__What you have to do__
Reproduce the records below exactly as they appear.

______________________________

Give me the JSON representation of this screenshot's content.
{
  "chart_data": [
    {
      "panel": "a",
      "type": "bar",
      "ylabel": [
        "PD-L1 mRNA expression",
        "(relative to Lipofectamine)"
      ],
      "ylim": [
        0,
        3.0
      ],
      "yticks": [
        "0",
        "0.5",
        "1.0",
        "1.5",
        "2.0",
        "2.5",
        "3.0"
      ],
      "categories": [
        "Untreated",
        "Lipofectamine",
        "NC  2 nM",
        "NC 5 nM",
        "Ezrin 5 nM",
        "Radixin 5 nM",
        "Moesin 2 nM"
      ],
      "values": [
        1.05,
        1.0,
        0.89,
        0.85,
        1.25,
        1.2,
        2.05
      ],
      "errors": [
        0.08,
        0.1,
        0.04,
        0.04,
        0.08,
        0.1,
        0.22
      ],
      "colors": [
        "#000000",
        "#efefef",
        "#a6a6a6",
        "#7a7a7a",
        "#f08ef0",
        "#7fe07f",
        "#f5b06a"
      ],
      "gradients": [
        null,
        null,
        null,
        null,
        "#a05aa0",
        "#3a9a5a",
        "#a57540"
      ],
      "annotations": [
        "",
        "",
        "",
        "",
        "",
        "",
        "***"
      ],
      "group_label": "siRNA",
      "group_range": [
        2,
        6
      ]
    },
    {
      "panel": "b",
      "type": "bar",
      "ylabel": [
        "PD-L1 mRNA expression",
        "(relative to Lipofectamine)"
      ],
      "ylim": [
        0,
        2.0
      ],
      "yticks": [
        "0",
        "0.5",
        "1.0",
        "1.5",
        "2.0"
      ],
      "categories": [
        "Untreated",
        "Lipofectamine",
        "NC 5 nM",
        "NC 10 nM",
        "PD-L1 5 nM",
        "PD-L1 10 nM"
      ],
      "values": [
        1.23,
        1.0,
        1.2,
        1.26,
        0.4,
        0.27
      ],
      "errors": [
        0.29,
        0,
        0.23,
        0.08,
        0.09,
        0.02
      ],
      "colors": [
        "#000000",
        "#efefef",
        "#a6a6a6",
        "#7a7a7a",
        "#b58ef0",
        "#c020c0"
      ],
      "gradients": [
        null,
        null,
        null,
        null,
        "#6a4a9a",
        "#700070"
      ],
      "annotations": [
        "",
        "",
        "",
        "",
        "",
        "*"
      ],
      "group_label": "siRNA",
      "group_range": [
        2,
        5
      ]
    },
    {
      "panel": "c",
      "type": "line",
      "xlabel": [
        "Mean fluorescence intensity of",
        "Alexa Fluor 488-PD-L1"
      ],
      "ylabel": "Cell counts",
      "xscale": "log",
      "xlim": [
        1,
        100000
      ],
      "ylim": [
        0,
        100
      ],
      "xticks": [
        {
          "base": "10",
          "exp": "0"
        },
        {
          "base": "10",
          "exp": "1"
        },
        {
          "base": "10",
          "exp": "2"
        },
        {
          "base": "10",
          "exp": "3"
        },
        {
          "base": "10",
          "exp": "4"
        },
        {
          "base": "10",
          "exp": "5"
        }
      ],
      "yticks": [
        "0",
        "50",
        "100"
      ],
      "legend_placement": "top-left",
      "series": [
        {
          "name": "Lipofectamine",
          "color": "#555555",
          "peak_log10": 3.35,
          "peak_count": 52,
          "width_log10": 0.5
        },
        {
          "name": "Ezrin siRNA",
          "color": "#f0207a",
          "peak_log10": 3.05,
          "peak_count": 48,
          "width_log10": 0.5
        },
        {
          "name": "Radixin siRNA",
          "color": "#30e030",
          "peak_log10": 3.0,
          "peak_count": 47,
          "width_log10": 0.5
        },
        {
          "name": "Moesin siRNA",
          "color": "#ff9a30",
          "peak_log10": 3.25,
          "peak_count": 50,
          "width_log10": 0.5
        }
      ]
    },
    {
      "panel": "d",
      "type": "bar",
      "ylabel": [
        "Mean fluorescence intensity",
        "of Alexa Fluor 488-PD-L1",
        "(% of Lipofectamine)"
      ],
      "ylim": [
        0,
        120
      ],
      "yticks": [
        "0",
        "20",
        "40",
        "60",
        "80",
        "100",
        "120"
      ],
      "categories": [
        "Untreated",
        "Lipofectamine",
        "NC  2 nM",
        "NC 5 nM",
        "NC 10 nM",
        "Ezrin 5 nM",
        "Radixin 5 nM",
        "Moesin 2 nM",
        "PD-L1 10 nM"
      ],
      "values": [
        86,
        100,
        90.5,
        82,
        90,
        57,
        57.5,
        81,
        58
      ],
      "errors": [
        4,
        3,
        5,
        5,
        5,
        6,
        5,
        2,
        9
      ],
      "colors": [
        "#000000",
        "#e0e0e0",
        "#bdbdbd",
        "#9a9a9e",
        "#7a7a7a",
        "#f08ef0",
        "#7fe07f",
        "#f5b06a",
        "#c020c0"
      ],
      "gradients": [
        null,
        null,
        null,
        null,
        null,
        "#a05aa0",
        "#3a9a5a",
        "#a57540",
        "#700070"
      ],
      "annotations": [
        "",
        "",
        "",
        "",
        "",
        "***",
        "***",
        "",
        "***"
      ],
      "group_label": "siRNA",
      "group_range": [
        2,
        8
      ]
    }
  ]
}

______________________________

__Solution to this task__
Give me the JSON representation of this screenshot's content.
{
  "chart_data": [
    {
      "panel": "a",
      "type": "bar",
      "ylabel": [
        "PD-L1 mRNA expression",
        "(relative to Lipofectamine)"
      ],
      "ylim": [
        0,
        3.0
      ],
      "yticks": [
        "0",
        "0.5",
        "1.0",
        "1.5",
        "2.0",
        "2.5",
        "3.0"
      ],
      "categories": [
        "Untreated",
        "Lipofectamine",
        "NC  2 nM",
        "NC 5 nM",
        "Ezrin 5 nM",
        "Radixin 5 nM",
        "Moesin 2 nM"
      ],
      "values": [
        1.05,
        1.0,
        0.89,
        0.85,
        1.25,
        1.2,
        2.05
      ],
      "errors": [
        0.08,
        0.1,
        0.04,
        0.04,
        0.08,
        0.1,
        0.22
      ],
      "colors": [
        "#000000",
        "#efefef",
        "#a6a6a6",
        "#7a7a7a",
        "#f08ef0",
        "#7fe07f",
        "#f5b06a"
      ],
      "gradients": [
        null,
        null,
        null,
        null,
        "#a05aa0",
        "#3a9a5a",
        "#a57540"
      ],
      "annotations": [
        "",
        "",
        "",
        "",
        "",
        "",
        "***"
      ],
      "group_label": "siRNA",
      "group_range": [
        2,
        6
      ]
    },
    {
      "panel": "b",
      "type": "bar",
      "ylabel": [
        "PD-L1 mRNA expression",
        "(relative to Lipofectamine)"
      ],
      "ylim": [
        0,
        2.0
      ],
      "yticks": [
        "0",
        "0.5",
        "1.0",
        "1.5",
        "2.0"
      ],
      "categories": [
        "Untreated",
        "Lipofectamine",
        "NC 5 nM",
        "NC 10 nM",
        "PD-L1 5 nM",
        "PD-L1 10 nM"
      ],
      "values": [
        1.23,
        1.0,
        1.2,
        1.26,
        0.4,
        0.27
      ],
      "errors": [
        0.29,
        0,
        0.23,
        0.08,
        0.09,
        0.02
      ],
      "colors": [
        "#000000",
        "#efefef",
        "#a6a6a6",
        "#7a7a7a",
        "#b58ef0",
        "#c020c0"
      ],
      "gradients": [
        null,
        null,
        null,
        null,
        "#6a4a9a",
        "#700070"
      ],
      "annotations": [
        "",
        "",
        "",
        "",
        "",
        "*"
      ],
      "group_label": "siRNA",
      "group_range": [
        2,
        5
      ]
    },
    {
      "panel": "c",
      "type": "line",
      "xlabel": [
        "Mean fluorescence intensity of",
        "Alexa Fluor 488-PD-L1"
      ],
      "ylabel": "Cell counts",
      "xscale": "log",
      "xlim": [
        1,
        100000
      ],
      "ylim": [
        0,
        100
      ],
      "xticks": [
        {
          "base": "10",
          "exp": "0"
        },
        {
          "base": "10",
          "exp": "1"
        },
        {
          "base": "10",
          "exp": "2"
        },
        {
          "base": "10",
          "exp": "3"
        },
        {
          "base": "10",
          "exp": "4"
        },
        {
          "base": "10",
          "exp": "5"
        }
      ],
      "yticks": [
        "0",
        "50",
        "100"
      ],
      "legend_placement": "top-left",
      "series": [
        {
          "name": "Lipofectamine",
          "color": "#555555",
          "peak_log10": 3.35,
          "peak_count": 52,
          "width_log10": 0.5
        },
        {
          "name": "Ezrin siRNA",
          "color": "#f0207a",
          "peak_log10": 3.05,
          "peak_count": 48,
          "width_log10": 0.5
        },
        {
          "name": "Radixin siRNA",
          "color": "#30e030",
          "peak_log10": 3.0,
          "peak_count": 47,
          "width_log10": 0.5
        },
        {
          "name": "Moesin siRNA",
          "color": "#ff9a30",
          "peak_log10": 3.25,
          "peak_count": 50,
          "width_log10": 0.5
        }
      ]
    },
    {
      "panel": "d",
      "type": "bar",
      "ylabel": [
        "Mean fluorescence intensity",
        "of Alexa Fluor 488-PD-L1",
        "(% of Lipofectamine)"
      ],
      "ylim": [
        0,
        120
      ],
      "yticks": [
        "0",
        "20",
        "40",
        "60",
        "80",
        "100",
        "120"
      ],
      "categories": [
        "Untreated",
        "Lipofectamine",
        "NC  2 nM",
        "NC 5 nM",
        "NC 10 nM",
        "Ezrin 5 nM",
        "Radixin 5 nM",
        "Moesin 2 nM",
        "PD-L1 10 nM"
      ],
      "values": [
        86,
        100,
        90.5,
        82,
        90,
        57,
        57.5,
        81,
        58
      ],
      "errors": [
        4,
        3,
        5,
        5,
        5,
        6,
        5,
        2,
        9
      ],
      "colors": [
        "#000000",
        "#e0e0e0",
        "#bdbdbd",
        "#9a9a9e",
        "#7a7a7a",
        "#f08ef0",
        "#7fe07f",
        "#f5b06a",
        "#c020c0"
      ],
      "gradients": [
        null,
        null,
        null,
        null,
        null,
        "#a05aa0",
        "#3a9a5a",
        "#a57540",
        "#700070"
      ],
      "annotations": [
        "",
        "",
        "",
        "",
        "",
        "***",
        "***",
        "",
        "***"
      ],
      "group_label": "siRNA",
      "group_range": [
        2,
        8
      ]
    }
  ]
}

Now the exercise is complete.